The countdown of last week’s five most intriguing results: 

1. Flint Beecher 75, Grand Rapids Catholic Central 69 The reigning Division 3 champion Bucs (6-0) ended reigning Division 2 champ GRCC's winning streak at 27 games.  

2. Muskegon 84, Benton Harbor 58 This Big Red Classic win moved host Muskegon to 4-0, and it should earn the Big Reds some significant attention as it also was the first defeat for the Tigers (6-1).

3. Orchard Lake St. Mary’s 65, Grand Blanc 62 The reigning Division 1 champ Bobcats may be only 1-3, but at their Classic they gave the Eaglets (4-2) the latter’s toughest challenge so far this season.

4. North Farmington 45, Clarkston 43 The Oakland Activities Association Red is one of the strongest leagues in the state, and this opener was a big first step for the contending Raiders (7-1).

5. Detroit Edison 66, Harper Woods Chandler Park 60 The Pioneers (2-3) have played four teams either unbeaten or with one loss, and Chandler Park (2-1) is one of two teams to which they’ve dealt that first defeat.

Watch List

With an eye toward March, here are two teams in each division making sparks: 

Division 1

East Lansing (6-1) After opening with a loss to another of the top teams in Division 1, North Farmington (see above), the Trojans have won six straight with four of those victories against teams with winning records. They handed Hamtramck (5-1) its lone loss during the Motor City Roundball Classic after edging Kalamazoo Central by three at Cornerstone University. East Lansing made the Division 1 Quarterfinals last season.

Grand Haven (6-0) The Buccaneers are following up last season’s District title run with a fast start this winter. They defeated Traverse City St. Francis and West to win their Lakeshore Cup at the end of December, and have dealt the lone defeats to St. Francis (5-1) and Muskegon Reeths-Puffer (4-1).

Division 2

Marshall (6-0) Five of Marshall’s six opponents are sitting .500 or better, making this start even more impressive. But it appears to be a continuation of last season’s surge. The Redhawks finished last winter 10-6 and on a 9-3 run, and Tuesday they get a chance to avenge their season-ending loss with a road trip to Battle Creek Pennfield.

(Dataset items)
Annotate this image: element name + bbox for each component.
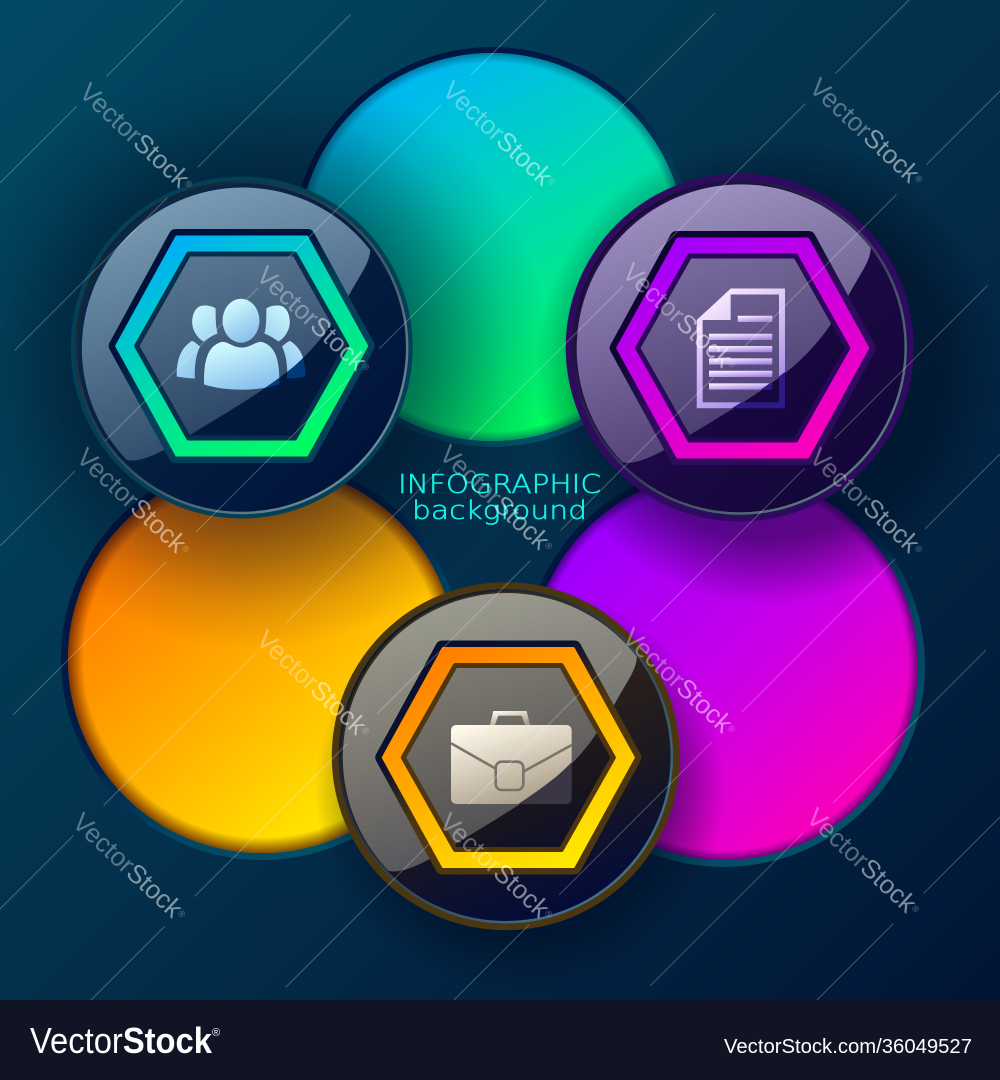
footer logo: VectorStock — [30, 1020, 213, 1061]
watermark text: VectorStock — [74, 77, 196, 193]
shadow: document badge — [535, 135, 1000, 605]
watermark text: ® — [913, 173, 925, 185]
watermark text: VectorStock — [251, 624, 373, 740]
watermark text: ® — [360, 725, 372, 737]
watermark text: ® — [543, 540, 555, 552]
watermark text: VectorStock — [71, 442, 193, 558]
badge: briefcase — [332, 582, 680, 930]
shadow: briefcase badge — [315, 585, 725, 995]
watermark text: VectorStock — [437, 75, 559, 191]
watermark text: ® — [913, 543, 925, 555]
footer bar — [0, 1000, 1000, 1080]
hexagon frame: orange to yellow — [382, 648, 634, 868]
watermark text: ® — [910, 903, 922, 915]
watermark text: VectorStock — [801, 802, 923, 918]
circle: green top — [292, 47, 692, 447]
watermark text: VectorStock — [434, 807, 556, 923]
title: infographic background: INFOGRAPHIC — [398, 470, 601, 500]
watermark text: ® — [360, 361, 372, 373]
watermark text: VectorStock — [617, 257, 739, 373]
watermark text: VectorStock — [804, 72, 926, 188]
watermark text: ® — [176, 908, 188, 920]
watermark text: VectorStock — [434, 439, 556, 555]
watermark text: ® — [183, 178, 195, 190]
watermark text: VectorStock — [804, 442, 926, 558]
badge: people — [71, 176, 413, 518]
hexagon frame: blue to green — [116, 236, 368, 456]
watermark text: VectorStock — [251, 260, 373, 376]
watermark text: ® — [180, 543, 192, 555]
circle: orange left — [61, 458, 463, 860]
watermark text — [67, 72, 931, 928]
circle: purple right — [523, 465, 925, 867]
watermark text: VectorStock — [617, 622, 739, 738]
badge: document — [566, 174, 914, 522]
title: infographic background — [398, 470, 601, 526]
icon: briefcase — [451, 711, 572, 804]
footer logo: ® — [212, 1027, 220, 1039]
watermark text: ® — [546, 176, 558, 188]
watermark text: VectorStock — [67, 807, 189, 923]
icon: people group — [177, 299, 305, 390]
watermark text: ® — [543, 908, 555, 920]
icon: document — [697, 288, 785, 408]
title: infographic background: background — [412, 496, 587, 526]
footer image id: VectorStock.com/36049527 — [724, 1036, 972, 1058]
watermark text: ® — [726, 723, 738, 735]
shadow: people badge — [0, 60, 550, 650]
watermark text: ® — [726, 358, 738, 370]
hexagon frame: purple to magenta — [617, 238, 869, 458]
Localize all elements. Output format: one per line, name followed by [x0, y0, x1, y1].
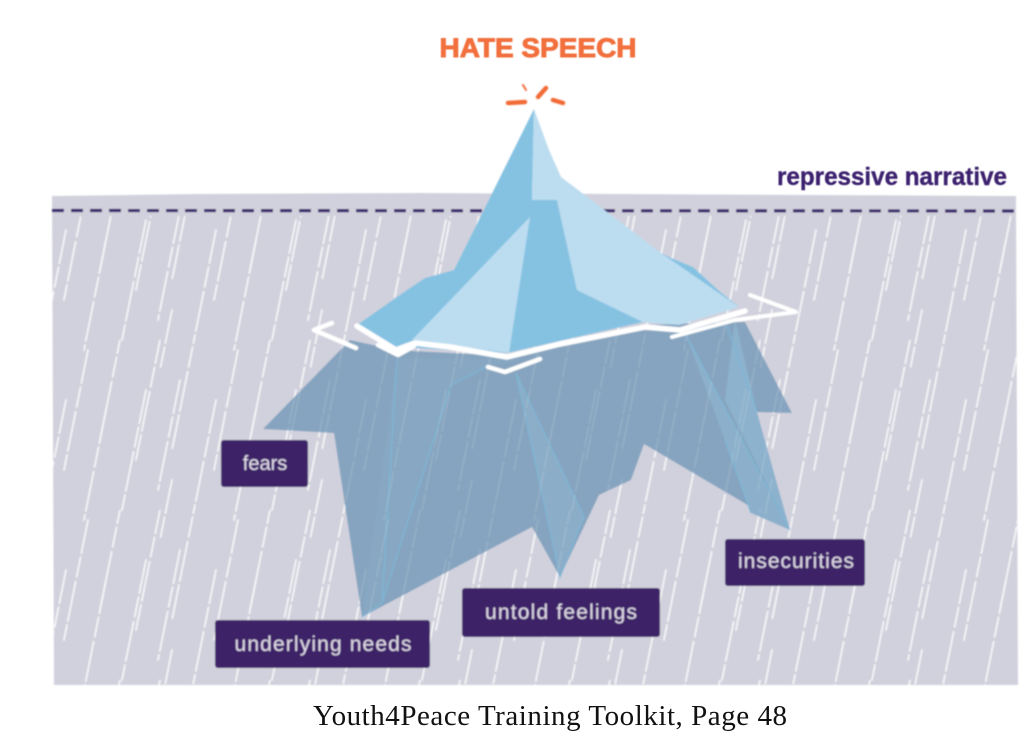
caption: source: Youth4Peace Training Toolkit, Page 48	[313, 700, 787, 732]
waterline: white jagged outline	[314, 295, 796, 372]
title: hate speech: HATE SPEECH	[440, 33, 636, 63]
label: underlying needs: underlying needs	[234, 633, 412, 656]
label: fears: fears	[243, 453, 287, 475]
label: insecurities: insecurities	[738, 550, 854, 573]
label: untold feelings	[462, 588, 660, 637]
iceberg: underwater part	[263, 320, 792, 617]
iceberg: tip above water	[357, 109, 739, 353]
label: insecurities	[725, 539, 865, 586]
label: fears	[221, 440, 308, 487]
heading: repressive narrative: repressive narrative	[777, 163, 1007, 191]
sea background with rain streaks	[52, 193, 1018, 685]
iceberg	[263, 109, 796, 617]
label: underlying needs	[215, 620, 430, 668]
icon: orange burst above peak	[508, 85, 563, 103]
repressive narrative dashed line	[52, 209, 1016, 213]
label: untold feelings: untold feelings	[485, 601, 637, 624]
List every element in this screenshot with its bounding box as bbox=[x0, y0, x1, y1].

(Exercise) Can you quote the basketball roundup word for word, starting at "Grand Haven (6-0)" and ending at "Muskegon Reeths-Puffer (4-1)."?

(Exercise response)
Grand Haven (6-0) The Buccaneers are following up last season’s District title run with a fast start this winter. They defeated Traverse City St. Francis and West to win their Lakeshore Cup at the end of December, and have dealt the lone defeats to St. Francis (5-1) and Muskegon Reeths-Puffer (4-1).